— begin DATASET ROWS —
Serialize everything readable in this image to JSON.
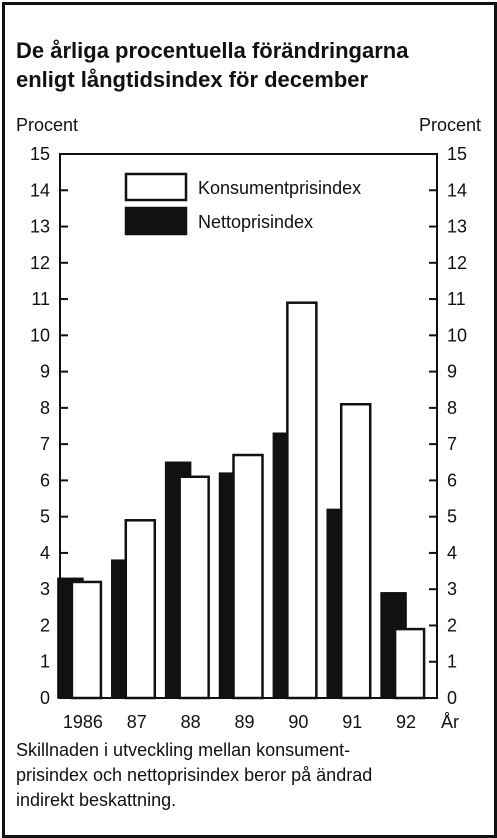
{
  "caption": [
    "Skillnaden i utveckling mellan konsument-",
    "prisindex och nettoprisindex beror på ändrad",
    "indirekt beskattning."
  ],
  "chart_data": {
    "type": "bar",
    "title_lines": [
      "De årliga procentuella förändringarna",
      "enligt långtidsindex för december"
    ],
    "ylabel_left": "Procent",
    "ylabel_right": "Procent",
    "xlabel": "År",
    "ylim": [
      0,
      15
    ],
    "yticks": [
      0,
      1,
      2,
      3,
      4,
      5,
      6,
      7,
      8,
      9,
      10,
      11,
      12,
      13,
      14,
      15
    ],
    "categories": [
      "1986",
      "87",
      "88",
      "89",
      "90",
      "91",
      "92"
    ],
    "series": [
      {
        "name": "Nettoprisindex",
        "color": "#111111",
        "values": [
          3.3,
          3.8,
          6.5,
          6.2,
          7.3,
          5.2,
          2.9
        ]
      },
      {
        "name": "Konsumentprisindex",
        "color": "#ffffff",
        "values": [
          3.2,
          4.9,
          6.1,
          6.7,
          10.9,
          8.1,
          1.9
        ]
      }
    ],
    "legend_position": "top-right",
    "grid": false
  }
}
— end DATASET ROWS —
Skip the pictures and print each record exactly as it stands.

Serialize everything readable in this image to JSON.
{
  "caption": [
    "Skillnaden i utveckling mellan konsument-",
    "prisindex och nettoprisindex beror på ändrad",
    "indirekt beskattning."
  ],
  "chart_data": {
    "type": "bar",
    "title_lines": [
      "De årliga procentuella förändringarna",
      "enligt långtidsindex för december"
    ],
    "ylabel_left": "Procent",
    "ylabel_right": "Procent",
    "xlabel": "År",
    "ylim": [
      0,
      15
    ],
    "yticks": [
      0,
      1,
      2,
      3,
      4,
      5,
      6,
      7,
      8,
      9,
      10,
      11,
      12,
      13,
      14,
      15
    ],
    "categories": [
      "1986",
      "87",
      "88",
      "89",
      "90",
      "91",
      "92"
    ],
    "series": [
      {
        "name": "Nettoprisindex",
        "color": "#111111",
        "values": [
          3.3,
          3.8,
          6.5,
          6.2,
          7.3,
          5.2,
          2.9
        ]
      },
      {
        "name": "Konsumentprisindex",
        "color": "#ffffff",
        "values": [
          3.2,
          4.9,
          6.1,
          6.7,
          10.9,
          8.1,
          1.9
        ]
      }
    ],
    "legend_position": "top-right",
    "grid": false
  }
}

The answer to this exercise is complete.